▶ Requirements
In your copy, leave out the pictures; write out all the data exactly.

-- begin --

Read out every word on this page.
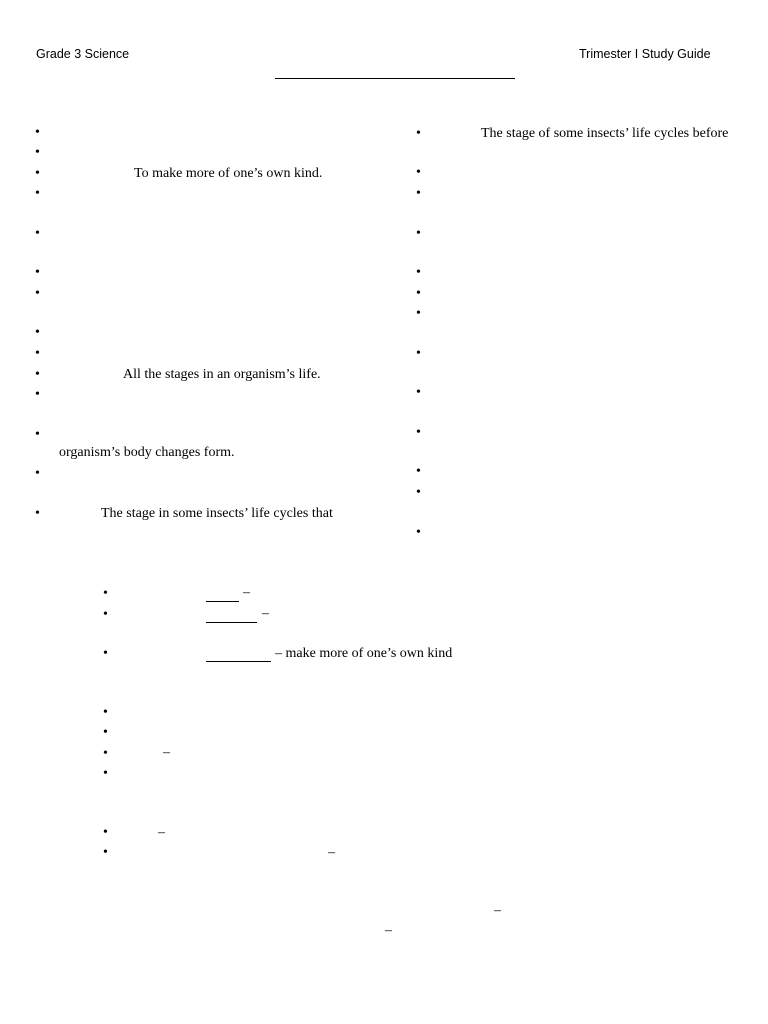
Grade 3 Science	Trimester I Study Guide
•
•
•
•
•
•
•
•
•
•
•
•
•
•
To make more of one’s own kind.
All the stages in an organism’s life.
organism’s body changes form.
The stage in some insects’ life cycles that
•
•
•
•
•
•
•
•
•
•
•
•
•
The stage of some insects’ life cycles before
•	–
•	–
•	– make more of one’s own kind
•
•
•	–
•
•	–
•	–
–
–
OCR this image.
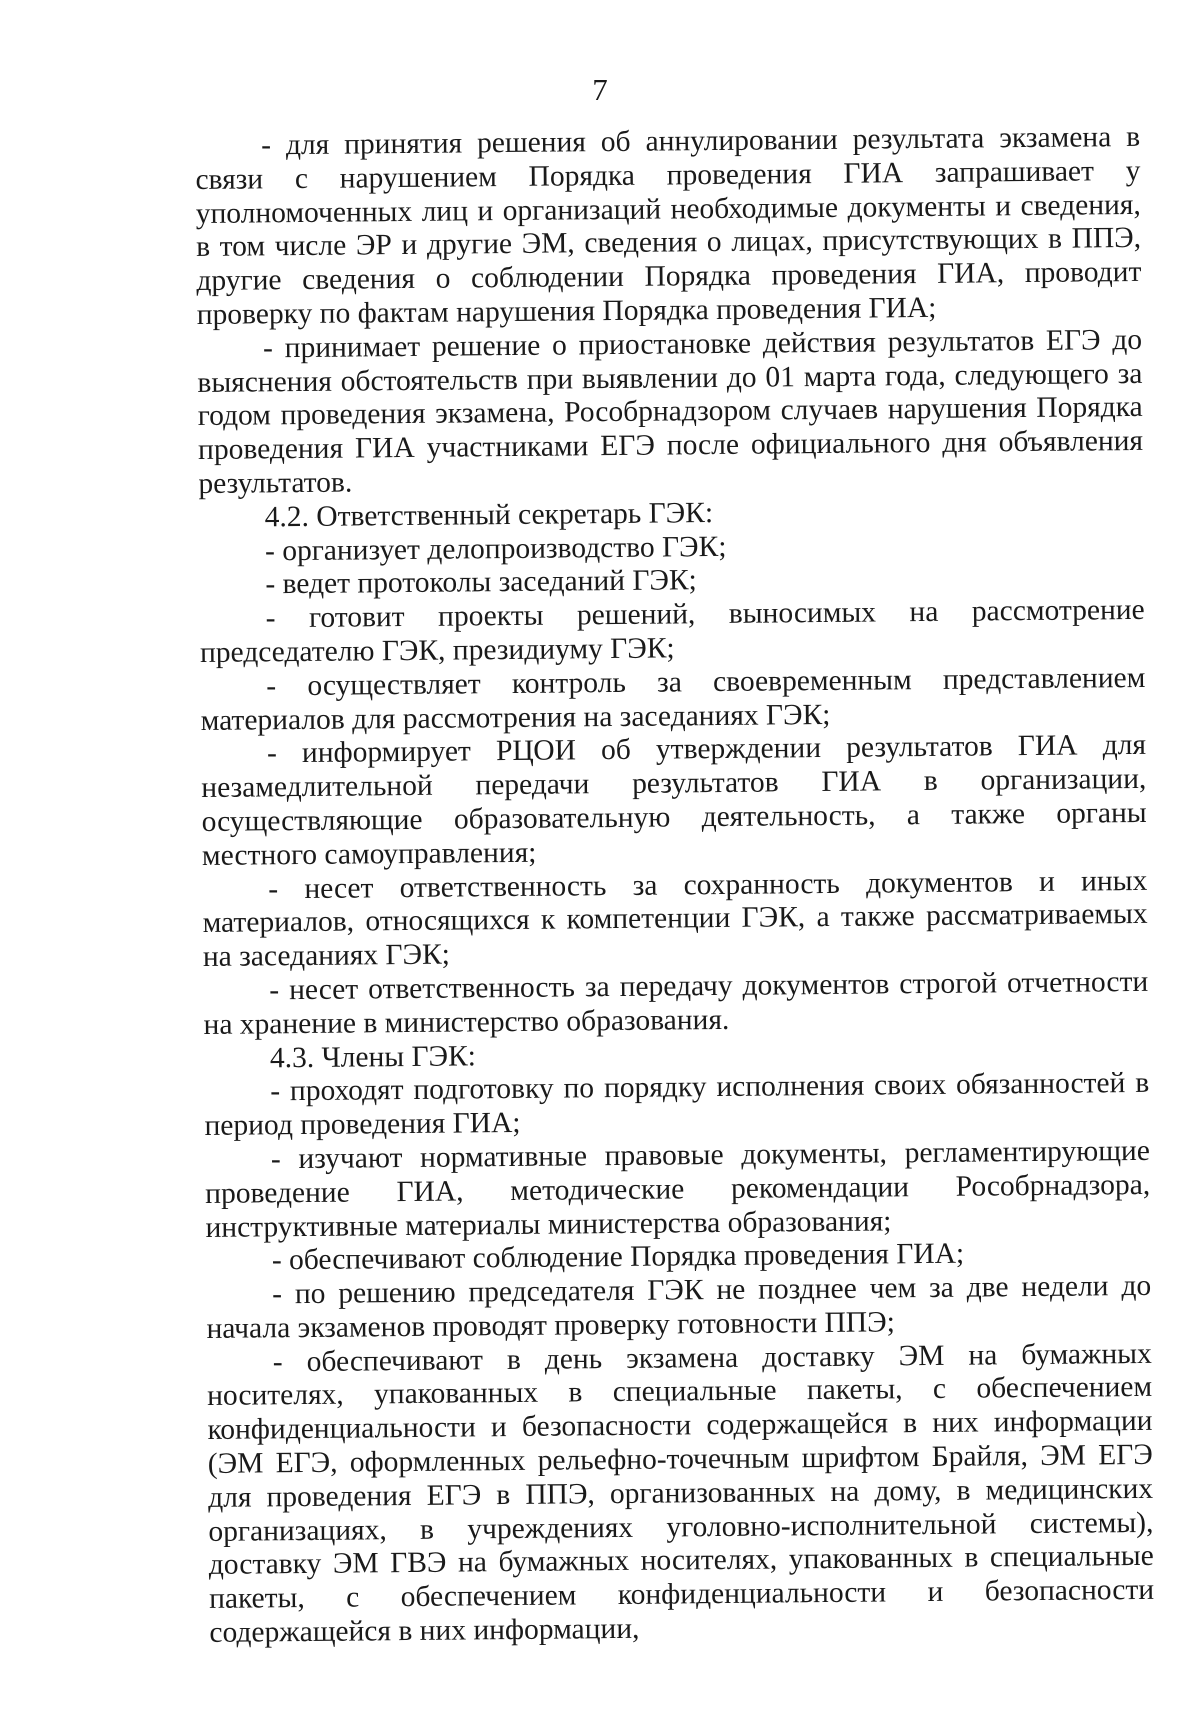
7

- для принятия решения об аннулировании результата экзамена в связи с нарушением Порядка проведения ГИА запрашивает у уполномоченных лиц и организаций необходимые документы и сведения, в том числе ЭР и другие ЭМ, сведения о лицах, присутствующих в ППЭ, другие сведения о соблюдении Порядка проведения ГИА, проводит проверку по фактам нарушения Порядка проведения ГИА;

- принимает решение о приостановке действия результатов ЕГЭ до выяснения обстоятельств при выявлении до 01 марта года, следующего за годом проведения экзамена, Рособрнадзором случаев нарушения Порядка проведения ГИА участниками ЕГЭ после официального дня объявления результатов.

4.2. Ответственный секретарь ГЭК:

- организует делопроизводство ГЭК;

- ведет протоколы заседаний ГЭК;

- готовит проекты решений, выносимых на рассмотрение председателю ГЭК, президиуму ГЭК;

- осуществляет контроль за своевременным представлением материалов для рассмотрения на заседаниях ГЭК;

- информирует РЦОИ об утверждении результатов ГИА для незамедлительной передачи результатов ГИА в организации, осуществляющие образовательную деятельность, а также органы местного самоуправления;

- несет ответственность за сохранность документов и иных материалов, относящихся к компетенции ГЭК, а также рассматриваемых на заседаниях ГЭК;

- несет ответственность за передачу документов строгой отчетности на хранение в министерство образования.

4.3. Члены ГЭК:

- проходят подготовку по порядку исполнения своих обязанностей в период проведения ГИА;

- изучают нормативные правовые документы, регламентирующие проведение ГИА, методические рекомендации Рособрнадзора, инструктивные материалы министерства образования;

- обеспечивают соблюдение Порядка проведения ГИА;

- по решению председателя ГЭК не позднее чем за две недели до начала экзаменов проводят проверку готовности ППЭ;

- обеспечивают в день экзамена доставку ЭМ на бумажных носителях, упакованных в специальные пакеты, с обеспечением конфиденциальности и безопасности содержащейся в них информации (ЭМ ЕГЭ, оформленных рельефно-точечным шрифтом Брайля, ЭМ ЕГЭ для проведения ЕГЭ в ППЭ, организованных на дому, в медицинских организациях, в учреждениях уголовно-исполнительной системы), доставку ЭМ ГВЭ на бумажных носителях, упакованных в специальные пакеты, с обеспечением конфиденциальности и безопасности содержащейся в них информации,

-- end --

▶ Response to this task
Read out every word on this page.
Grade 3 Science	Trimester I Study Guide
•
•
•
•
•
•
•
•
•
•
•
•
•
•
To make more of one’s own kind.
All the stages in an organism’s life.
organism’s body changes form.
The stage in some insects’ life cycles that
•
•
•
•
•
•
•
•
•
•
•
•
•
The stage of some insects’ life cycles before
•	–
•	–
•	– make more of one’s own kind
•
•
•	–
•
•	–
•	–
–
–
OCR this image.
7

- для принятия решения об аннулировании результата экзамена в связи с нарушением Порядка проведения ГИА запрашивает у уполномоченных лиц и организаций необходимые документы и сведения, в том числе ЭР и другие ЭМ, сведения о лицах, присутствующих в ППЭ, другие сведения о соблюдении Порядка проведения ГИА, проводит проверку по фактам нарушения Порядка проведения ГИА;

- принимает решение о приостановке действия результатов ЕГЭ до выяснения обстоятельств при выявлении до 01 марта года, следующего за годом проведения экзамена, Рособрнадзором случаев нарушения Порядка проведения ГИА участниками ЕГЭ после официального дня объявления результатов.

4.2. Ответственный секретарь ГЭК:

- организует делопроизводство ГЭК;

- ведет протоколы заседаний ГЭК;

- готовит проекты решений, выносимых на рассмотрение председателю ГЭК, президиуму ГЭК;

- осуществляет контроль за своевременным представлением материалов для рассмотрения на заседаниях ГЭК;

- информирует РЦОИ об утверждении результатов ГИА для незамедлительной передачи результатов ГИА в организации, осуществляющие образовательную деятельность, а также органы местного самоуправления;

- несет ответственность за сохранность документов и иных материалов, относящихся к компетенции ГЭК, а также рассматриваемых на заседаниях ГЭК;

- несет ответственность за передачу документов строгой отчетности на хранение в министерство образования.

4.3. Члены ГЭК:

- проходят подготовку по порядку исполнения своих обязанностей в период проведения ГИА;

- изучают нормативные правовые документы, регламентирующие проведение ГИА, методические рекомендации Рособрнадзора, инструктивные материалы министерства образования;

- обеспечивают соблюдение Порядка проведения ГИА;

- по решению председателя ГЭК не позднее чем за две недели до начала экзаменов проводят проверку готовности ППЭ;

- обеспечивают в день экзамена доставку ЭМ на бумажных носителях, упакованных в специальные пакеты, с обеспечением конфиденциальности и безопасности содержащейся в них информации (ЭМ ЕГЭ, оформленных рельефно-точечным шрифтом Брайля, ЭМ ЕГЭ для проведения ЕГЭ в ППЭ, организованных на дому, в медицинских организациях, в учреждениях уголовно-исполнительной системы), доставку ЭМ ГВЭ на бумажных носителях, упакованных в специальные пакеты, с обеспечением конфиденциальности и безопасности содержащейся в них информации,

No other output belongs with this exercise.